PROBLEM STATEMENT =>
Say how many lines contain the string "this". Give no other output.
== == ==
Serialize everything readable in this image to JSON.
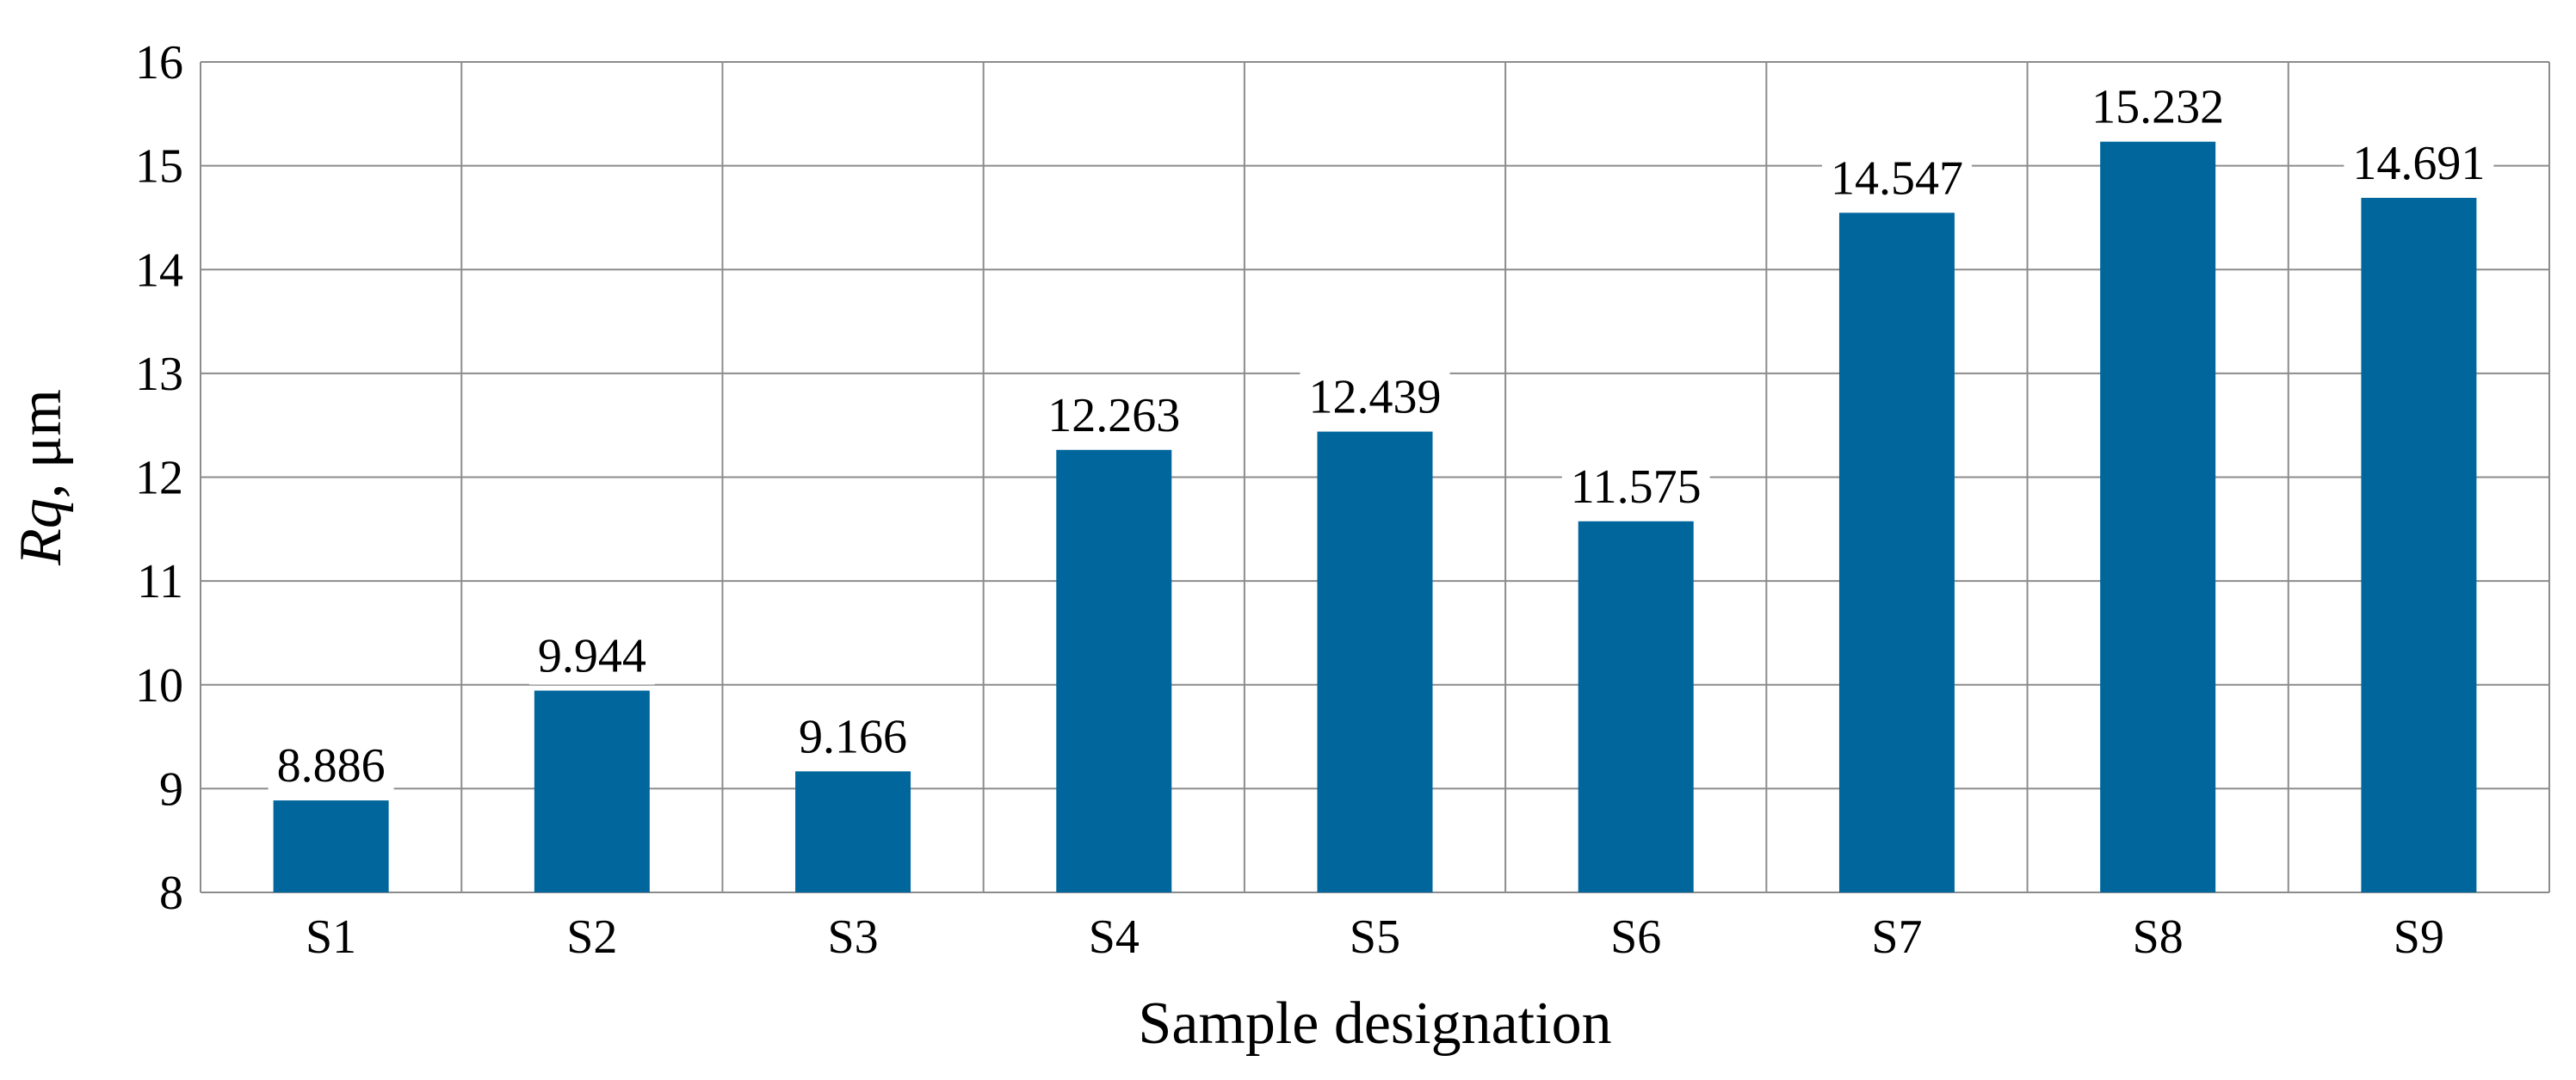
{
  "chart_data": {
    "type": "bar",
    "title": "",
    "xlabel": "Sample designation",
    "ylabel_italic": "Rq",
    "ylabel_suffix": ", μm",
    "categories": [
      "S1",
      "S2",
      "S3",
      "S4",
      "S5",
      "S6",
      "S7",
      "S8",
      "S9"
    ],
    "values": [
      8.886,
      9.944,
      9.166,
      12.263,
      12.439,
      11.575,
      14.547,
      15.232,
      14.691
    ],
    "data_labels": [
      "8.886",
      "9.944",
      "9.166",
      "12.263",
      "12.439",
      "11.575",
      "14.547",
      "15.232",
      "14.691"
    ],
    "ylim": [
      8,
      16
    ],
    "yticks": [
      8,
      9,
      10,
      11,
      12,
      13,
      14,
      15,
      16
    ],
    "grid": true,
    "legend": "none",
    "colors": {
      "bar": "#00669c",
      "grid": "#8c8c8c",
      "plot_background": "#ffffff"
    }
  }
}
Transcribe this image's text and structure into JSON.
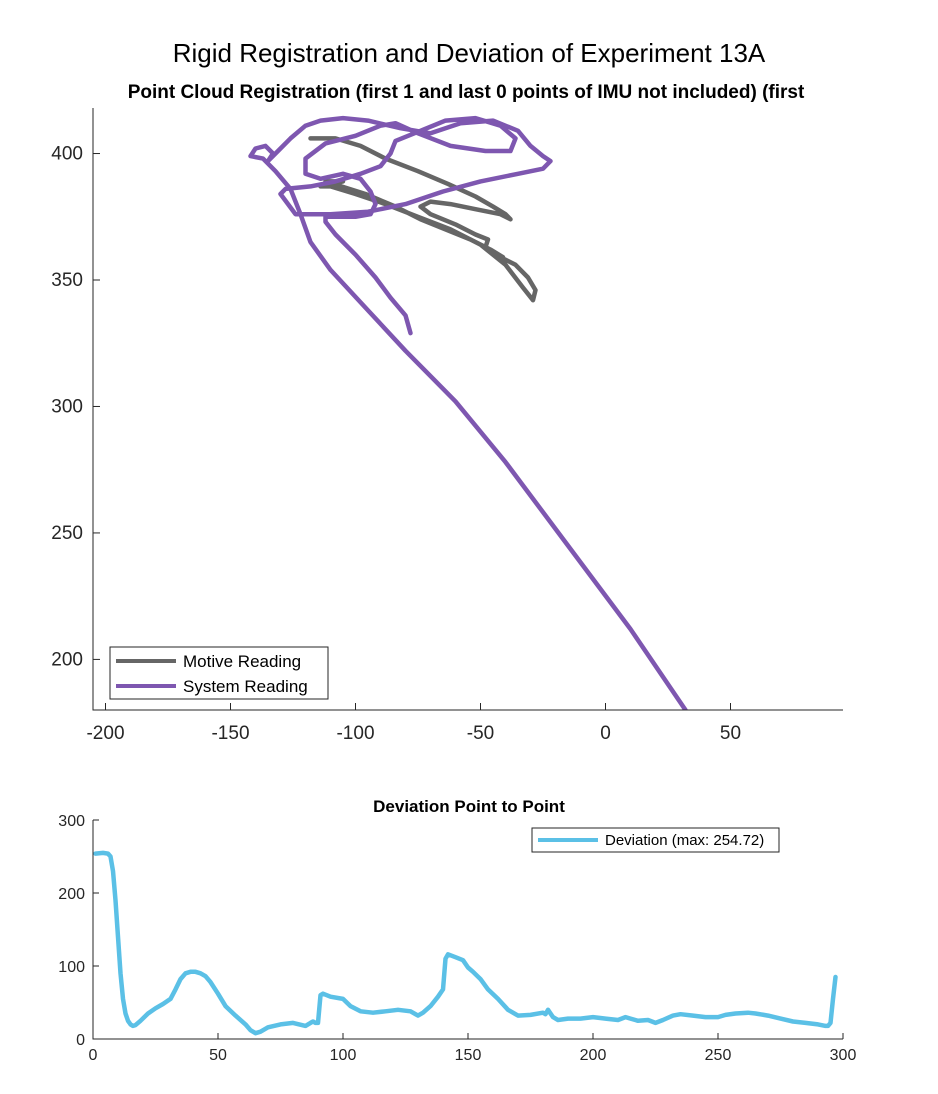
{
  "figure": {
    "suptitle": "Rigid Registration and Deviation of Experiment 13A",
    "colors": {
      "motive": "#666666",
      "system": "#7e57b0",
      "deviation": "#5bc0e6"
    }
  },
  "chart_data": [
    {
      "type": "line",
      "title": "Point Cloud Registration (first 1 and last 0 points of IMU not included) (first",
      "xlabel": "",
      "ylabel": "",
      "xlim": [
        -205,
        95
      ],
      "ylim": [
        180,
        418
      ],
      "xticks": [
        -200,
        -150,
        -100,
        -50,
        0,
        50
      ],
      "xtick_labels": [
        "-200",
        "-150",
        "-100",
        "-50",
        "0",
        "50"
      ],
      "yticks": [
        200,
        250,
        300,
        350,
        400
      ],
      "ytick_labels": [
        "200",
        "250",
        "300",
        "350",
        "400"
      ],
      "grid": false,
      "legend": {
        "location": "bottom-left",
        "entries": [
          "Motive Reading",
          "System Reading"
        ]
      },
      "series": [
        {
          "name": "Motive Reading",
          "color": "#666666",
          "x": [
            -118,
            -108,
            -98,
            -88,
            -75,
            -63,
            -52,
            -45,
            -40,
            -38,
            -42,
            -52,
            -62,
            -70,
            -74,
            -70,
            -60,
            -52,
            -47,
            -48,
            -44,
            -36,
            -31,
            -28,
            -29,
            -33,
            -40,
            -50,
            -62,
            -75,
            -88,
            -100,
            -110,
            -114,
            -105,
            -112,
            -96,
            -84,
            -74,
            -64,
            -54,
            -46,
            -41
          ],
          "y": [
            406,
            406,
            403,
            398,
            393,
            388,
            383,
            379,
            376,
            374,
            376,
            378,
            380,
            381,
            379,
            376,
            372,
            368,
            366,
            363,
            360,
            356,
            351,
            346,
            342,
            347,
            356,
            364,
            370,
            375,
            380,
            384,
            387,
            387,
            389,
            389,
            384,
            379,
            374,
            370,
            366,
            362,
            359
          ]
        },
        {
          "name": "System Reading",
          "color": "#7e57b0",
          "x": [
            32,
            10,
            -15,
            -40,
            -60,
            -80,
            -95,
            -110,
            -118,
            -122,
            -126,
            -132,
            -137,
            -142,
            -140,
            -136,
            -133,
            -135,
            -131,
            -126,
            -120,
            -114,
            -105,
            -95,
            -82,
            -70,
            -58,
            -45,
            -35,
            -30,
            -25,
            -22,
            -25,
            -35,
            -50,
            -65,
            -80,
            -95,
            -110,
            -124,
            -130,
            -128,
            -118,
            -108,
            -98,
            -90,
            -86,
            -84,
            -74,
            -64,
            -52,
            -42,
            -36,
            -38,
            -48,
            -62,
            -75,
            -84,
            -90,
            -100,
            -112,
            -120,
            -120,
            -114,
            -105,
            -98,
            -94,
            -92,
            -94,
            -100,
            -108,
            -112,
            -112,
            -108,
            -100,
            -92,
            -86,
            -80,
            -78
          ],
          "y": [
            180,
            212,
            245,
            278,
            302,
            322,
            338,
            354,
            365,
            376,
            386,
            393,
            398,
            399,
            402,
            403,
            400,
            397,
            401,
            406,
            411,
            413,
            414,
            413,
            410,
            408,
            412,
            413,
            409,
            403,
            399,
            397,
            394,
            392,
            389,
            385,
            380,
            377,
            376,
            376,
            384,
            386,
            387,
            389,
            392,
            395,
            400,
            405,
            409,
            413,
            414,
            411,
            406,
            401,
            401,
            403,
            408,
            412,
            411,
            407,
            404,
            398,
            392,
            390,
            392,
            390,
            385,
            380,
            376,
            375,
            375,
            375,
            373,
            368,
            360,
            351,
            343,
            336,
            329
          ]
        }
      ]
    },
    {
      "type": "line",
      "title": "Deviation Point to Point",
      "xlabel": "",
      "ylabel": "",
      "xlim": [
        0,
        300
      ],
      "ylim": [
        0,
        300
      ],
      "xticks": [
        0,
        50,
        100,
        150,
        200,
        250,
        300
      ],
      "xtick_labels": [
        "0",
        "50",
        "100",
        "150",
        "200",
        "250",
        "300"
      ],
      "yticks": [
        0,
        100,
        200,
        300
      ],
      "ytick_labels": [
        "0",
        "100",
        "200",
        "300"
      ],
      "grid": false,
      "legend": {
        "location": "top-right",
        "entries": [
          "Deviation (max: 254.72)"
        ]
      },
      "series": [
        {
          "name": "Deviation (max: 254.72)",
          "color": "#5bc0e6",
          "x": [
            1,
            4,
            6,
            7,
            8,
            9,
            10,
            11,
            12,
            13,
            14,
            15,
            16,
            17,
            19,
            22,
            25,
            28,
            31,
            33,
            35,
            37,
            39,
            41,
            43,
            45,
            47,
            50,
            53,
            57,
            61,
            63,
            65,
            67,
            70,
            75,
            80,
            85,
            87,
            88,
            89,
            90,
            91,
            92,
            95,
            100,
            103,
            107,
            112,
            117,
            122,
            127,
            130,
            132,
            135,
            138,
            140,
            141,
            142,
            145,
            148,
            150,
            152,
            155,
            158,
            162,
            166,
            170,
            175,
            180,
            181,
            182,
            184,
            186,
            190,
            195,
            200,
            205,
            210,
            213,
            215,
            218,
            222,
            225,
            228,
            232,
            235,
            240,
            245,
            250,
            253,
            257,
            262,
            265,
            270,
            275,
            280,
            285,
            290,
            293,
            294,
            295,
            296,
            297
          ],
          "y": [
            254,
            255,
            254,
            250,
            230,
            190,
            140,
            90,
            55,
            35,
            25,
            20,
            18,
            19,
            25,
            35,
            42,
            48,
            55,
            68,
            82,
            90,
            92,
            92,
            90,
            86,
            78,
            62,
            45,
            32,
            20,
            12,
            8,
            10,
            16,
            20,
            22,
            18,
            22,
            24,
            22,
            22,
            60,
            62,
            58,
            55,
            45,
            38,
            36,
            38,
            40,
            38,
            32,
            36,
            45,
            58,
            68,
            110,
            116,
            112,
            108,
            98,
            92,
            82,
            68,
            55,
            40,
            32,
            33,
            36,
            34,
            40,
            30,
            26,
            28,
            28,
            30,
            28,
            26,
            30,
            28,
            25,
            26,
            22,
            26,
            32,
            34,
            32,
            30,
            30,
            33,
            35,
            36,
            35,
            32,
            28,
            24,
            22,
            20,
            18,
            18,
            22,
            55,
            85
          ]
        }
      ]
    }
  ]
}
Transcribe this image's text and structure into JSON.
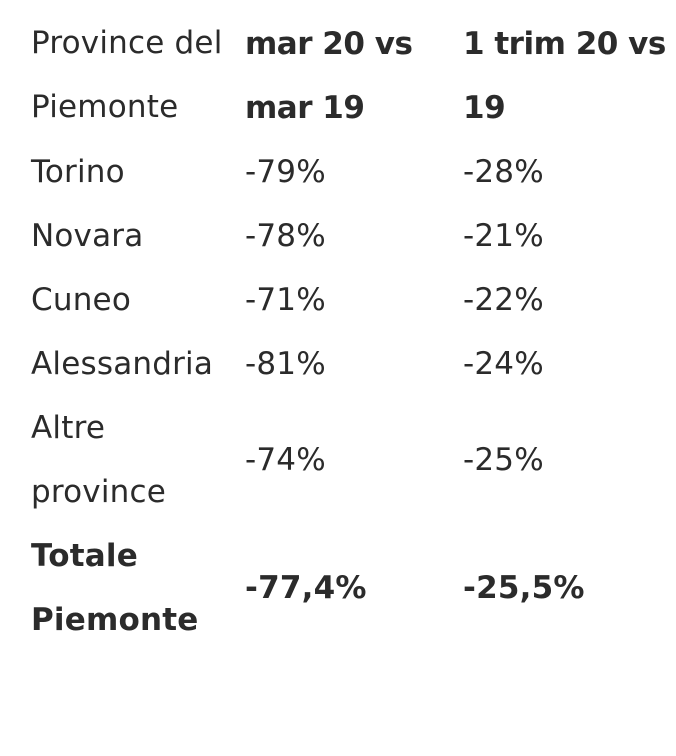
{
  "table": {
    "headers": [
      "Province del Piemonte",
      "mar 20 vs mar 19",
      "1 trim 20 vs 19"
    ],
    "rows": [
      {
        "province": "Torino",
        "mar": "-79%",
        "trim": "-28%"
      },
      {
        "province": "Novara",
        "mar": "-78%",
        "trim": "-21%"
      },
      {
        "province": "Cuneo",
        "mar": "-71%",
        "trim": "-22%"
      },
      {
        "province": "Alessandria",
        "mar": "-81%",
        "trim": "-24%"
      },
      {
        "province": "Altre province",
        "mar": "-74%",
        "trim": "-25%"
      }
    ],
    "total": {
      "province": "Totale Piemonte",
      "mar": "-77,4%",
      "trim": "-25,5%"
    }
  }
}
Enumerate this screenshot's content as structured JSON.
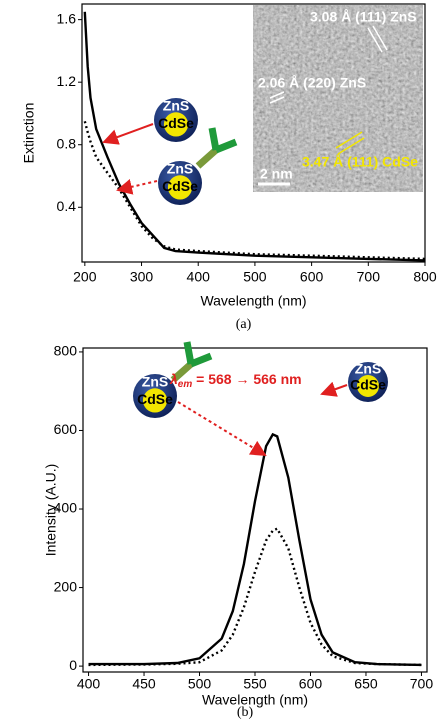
{
  "chart_data": [
    {
      "type": "line",
      "x_label": "Wavelength (nm)",
      "y_label": "Extinction",
      "caption": "(a)",
      "x": [
        200,
        205,
        210,
        220,
        240,
        260,
        280,
        300,
        320,
        340,
        360,
        400,
        500,
        600,
        700,
        800
      ],
      "series": [
        {
          "color": "#000000",
          "dash": false,
          "values": [
            1.65,
            1.3,
            1.1,
            0.9,
            0.72,
            0.55,
            0.42,
            0.3,
            0.22,
            0.14,
            0.12,
            0.11,
            0.09,
            0.08,
            0.07,
            0.06
          ]
        },
        {
          "color": "#000000",
          "dash": true,
          "values": [
            0.95,
            0.88,
            0.82,
            0.72,
            0.62,
            0.52,
            0.4,
            0.28,
            0.2,
            0.15,
            0.13,
            0.12,
            0.1,
            0.09,
            0.08,
            0.07
          ]
        }
      ],
      "xlim": [
        195,
        800
      ],
      "xticks": [
        200,
        300,
        400,
        500,
        600,
        700,
        800
      ],
      "ylim": [
        0.05,
        1.7
      ],
      "yticks": [
        0.4,
        0.8,
        1.2,
        1.6
      ],
      "inset_labels": [
        "3.08 Å (111) ZnS",
        "2.06 Å (220) ZnS",
        "3.47 Å (111) CdSe",
        "2 nm"
      ],
      "icons": [
        {
          "shell": "ZnS",
          "core": "CdSe"
        },
        {
          "shell": "ZnS",
          "core": "CdSe"
        }
      ]
    },
    {
      "type": "line",
      "x_label": "Wavelength (nm)",
      "y_label": "Intensity (A.U.)",
      "caption": "(b)",
      "x": [
        400,
        450,
        480,
        500,
        520,
        530,
        540,
        550,
        560,
        566,
        570,
        580,
        590,
        600,
        610,
        620,
        640,
        660,
        700
      ],
      "series": [
        {
          "color": "#000000",
          "dash": false,
          "values": [
            5,
            5,
            8,
            20,
            70,
            140,
            260,
            420,
            560,
            590,
            585,
            480,
            320,
            170,
            80,
            35,
            10,
            5,
            3
          ]
        },
        {
          "color": "#000000",
          "dash": true,
          "values": [
            3,
            4,
            6,
            10,
            40,
            80,
            150,
            240,
            320,
            345,
            350,
            300,
            200,
            110,
            55,
            25,
            8,
            5,
            3
          ]
        }
      ],
      "xlim": [
        395,
        705
      ],
      "xticks": [
        400,
        450,
        500,
        550,
        600,
        650,
        700
      ],
      "ylim": [
        -15,
        810
      ],
      "yticks": [
        0,
        200,
        400,
        600,
        800
      ],
      "annotation": {
        "symbol": "λ",
        "subscript": "em",
        "text": " = 568 → 566 nm"
      },
      "icons": [
        {
          "shell": "ZnS",
          "core": "CdSe"
        },
        {
          "shell": "ZnS",
          "core": "CdSe"
        }
      ]
    }
  ]
}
== == ==
COMPLETE OUTPUT =>
4